Stored records:

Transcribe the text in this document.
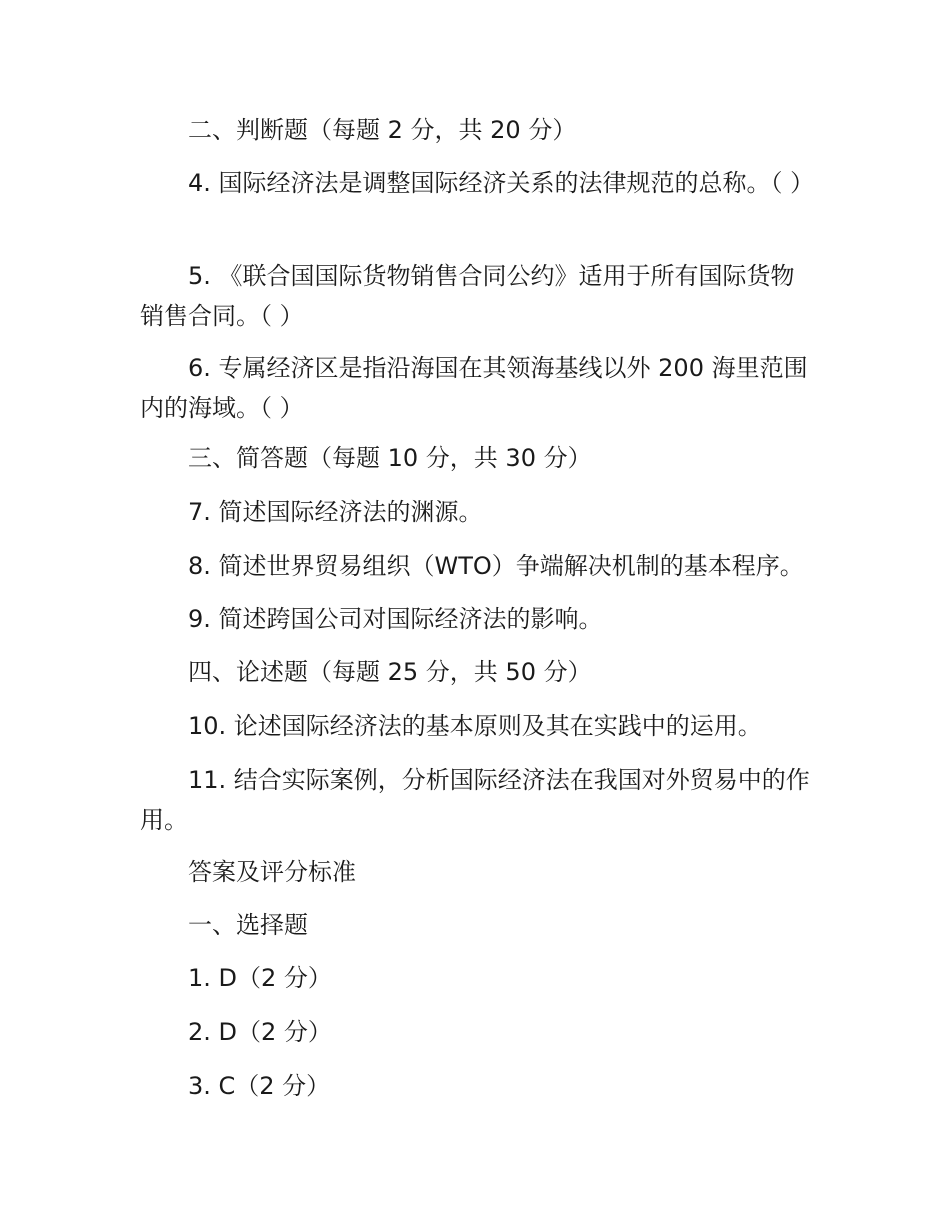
二、判断题（每题 2 分，共 20 分）

4. 国际经济法是调整国际经济关系的法律规范的总称。（ ）

5. 《联合国国际货物销售合同公约》适用于所有国际货物销售合同。（ ）

6. 专属经济区是指沿海国在其领海基线以外 200 海里范围内的海域。（ ）

三、简答题（每题 10 分，共 30 分）

7. 简述国际经济法的渊源。

8. 简述世界贸易组织（WTO）争端解决机制的基本程序。

9. 简述跨国公司对国际经济法的影响。

四、论述题（每题 25 分，共 50 分）

10. 论述国际经济法的基本原则及其在实践中的运用。

11. 结合实际案例，分析国际经济法在我国对外贸易中的作用。

答案及评分标准

一、选择题

1. D（2 分）

2. D（2 分）

3. C（2 分）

What is expected: Go through the listing above and write it all out exactly, leaving out any picture.

The completed task:
Transcribe the text in this document.
二、判断题（每题 2 分，共 20 分）

4. 国际经济法是调整国际经济关系的法律规范的总称。（ ）

5. 《联合国国际货物销售合同公约》适用于所有国际货物销售合同。（ ）

6. 专属经济区是指沿海国在其领海基线以外 200 海里范围内的海域。（ ）

三、简答题（每题 10 分，共 30 分）

7. 简述国际经济法的渊源。

8. 简述世界贸易组织（WTO）争端解决机制的基本程序。

9. 简述跨国公司对国际经济法的影响。

四、论述题（每题 25 分，共 50 分）

10. 论述国际经济法的基本原则及其在实践中的运用。

11. 结合实际案例，分析国际经济法在我国对外贸易中的作用。

答案及评分标准

一、选择题

1. D（2 分）

2. D（2 分）

3. C（2 分）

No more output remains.